A block of data
━━━━━━━━
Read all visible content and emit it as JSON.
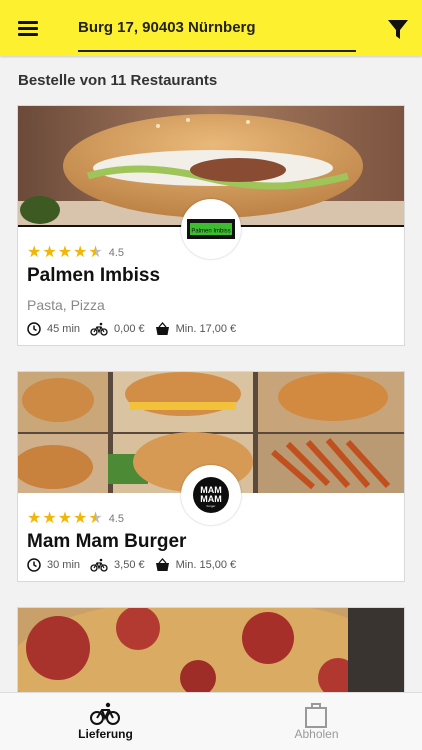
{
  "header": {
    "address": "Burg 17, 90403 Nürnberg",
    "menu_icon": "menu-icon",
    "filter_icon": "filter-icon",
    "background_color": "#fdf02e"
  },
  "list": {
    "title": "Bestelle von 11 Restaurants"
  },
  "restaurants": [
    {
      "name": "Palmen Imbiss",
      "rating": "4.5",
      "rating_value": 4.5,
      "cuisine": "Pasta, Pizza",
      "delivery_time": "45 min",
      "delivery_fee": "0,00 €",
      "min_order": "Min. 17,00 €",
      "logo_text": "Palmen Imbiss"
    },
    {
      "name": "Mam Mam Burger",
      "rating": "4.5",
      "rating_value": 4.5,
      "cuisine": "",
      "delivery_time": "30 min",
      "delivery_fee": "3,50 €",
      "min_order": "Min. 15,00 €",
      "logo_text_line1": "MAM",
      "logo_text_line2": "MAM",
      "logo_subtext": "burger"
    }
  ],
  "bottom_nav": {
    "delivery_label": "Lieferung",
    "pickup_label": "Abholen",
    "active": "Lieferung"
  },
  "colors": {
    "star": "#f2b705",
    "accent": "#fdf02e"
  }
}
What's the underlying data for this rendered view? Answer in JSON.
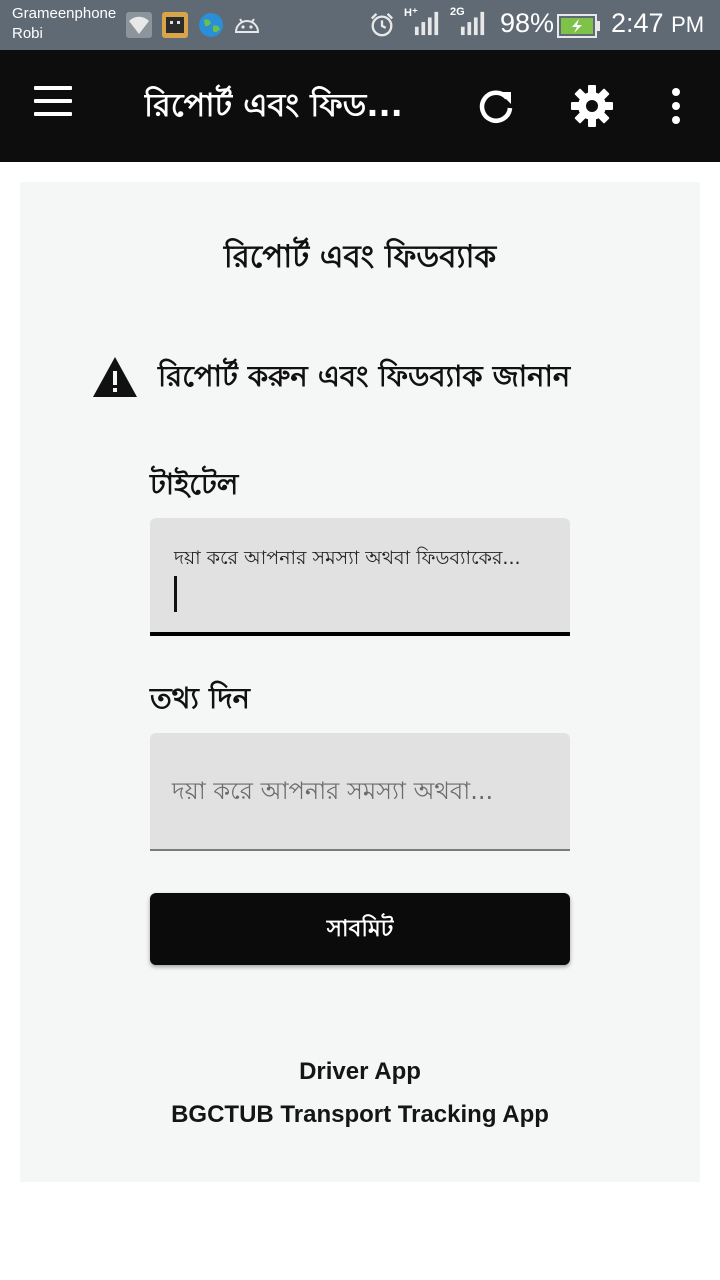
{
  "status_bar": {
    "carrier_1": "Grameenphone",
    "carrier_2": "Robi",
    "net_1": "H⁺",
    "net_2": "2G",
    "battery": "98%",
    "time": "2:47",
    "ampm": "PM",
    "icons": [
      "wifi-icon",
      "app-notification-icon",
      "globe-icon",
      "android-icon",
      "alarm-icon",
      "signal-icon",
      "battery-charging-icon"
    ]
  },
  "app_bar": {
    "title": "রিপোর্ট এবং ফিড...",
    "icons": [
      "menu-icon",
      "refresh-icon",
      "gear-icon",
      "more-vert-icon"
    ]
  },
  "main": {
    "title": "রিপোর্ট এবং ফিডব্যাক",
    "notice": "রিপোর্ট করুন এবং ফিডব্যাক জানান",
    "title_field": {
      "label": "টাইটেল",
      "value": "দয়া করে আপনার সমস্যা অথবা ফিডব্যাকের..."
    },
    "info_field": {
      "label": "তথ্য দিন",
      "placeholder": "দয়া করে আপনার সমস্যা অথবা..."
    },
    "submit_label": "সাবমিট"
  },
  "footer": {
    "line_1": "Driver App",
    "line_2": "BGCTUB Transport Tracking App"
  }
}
━━━━━━━━
§ Request:
Without including the pictures, return each record above exactly as it stands.

§ Task solution:
Read all visible content and emit it as JSON.
{
  "header": {
    "address": "Burg 17, 90403 Nürnberg",
    "menu_icon": "menu-icon",
    "filter_icon": "filter-icon",
    "background_color": "#fdf02e"
  },
  "list": {
    "title": "Bestelle von 11 Restaurants"
  },
  "restaurants": [
    {
      "name": "Palmen Imbiss",
      "rating": "4.5",
      "rating_value": 4.5,
      "cuisine": "Pasta, Pizza",
      "delivery_time": "45 min",
      "delivery_fee": "0,00 €",
      "min_order": "Min. 17,00 €",
      "logo_text": "Palmen Imbiss"
    },
    {
      "name": "Mam Mam Burger",
      "rating": "4.5",
      "rating_value": 4.5,
      "cuisine": "",
      "delivery_time": "30 min",
      "delivery_fee": "3,50 €",
      "min_order": "Min. 15,00 €",
      "logo_text_line1": "MAM",
      "logo_text_line2": "MAM",
      "logo_subtext": "burger"
    }
  ],
  "bottom_nav": {
    "delivery_label": "Lieferung",
    "pickup_label": "Abholen",
    "active": "Lieferung"
  },
  "colors": {
    "star": "#f2b705",
    "accent": "#fdf02e"
  }
}
What's the underlying data for this rendered view? Answer in JSON.
{
  "status_bar": {
    "carrier_1": "Grameenphone",
    "carrier_2": "Robi",
    "net_1": "H⁺",
    "net_2": "2G",
    "battery": "98%",
    "time": "2:47",
    "ampm": "PM",
    "icons": [
      "wifi-icon",
      "app-notification-icon",
      "globe-icon",
      "android-icon",
      "alarm-icon",
      "signal-icon",
      "battery-charging-icon"
    ]
  },
  "app_bar": {
    "title": "রিপোর্ট এবং ফিড...",
    "icons": [
      "menu-icon",
      "refresh-icon",
      "gear-icon",
      "more-vert-icon"
    ]
  },
  "main": {
    "title": "রিপোর্ট এবং ফিডব্যাক",
    "notice": "রিপোর্ট করুন এবং ফিডব্যাক জানান",
    "title_field": {
      "label": "টাইটেল",
      "value": "দয়া করে আপনার সমস্যা অথবা ফিডব্যাকের..."
    },
    "info_field": {
      "label": "তথ্য দিন",
      "placeholder": "দয়া করে আপনার সমস্যা অথবা..."
    },
    "submit_label": "সাবমিট"
  },
  "footer": {
    "line_1": "Driver App",
    "line_2": "BGCTUB Transport Tracking App"
  }
}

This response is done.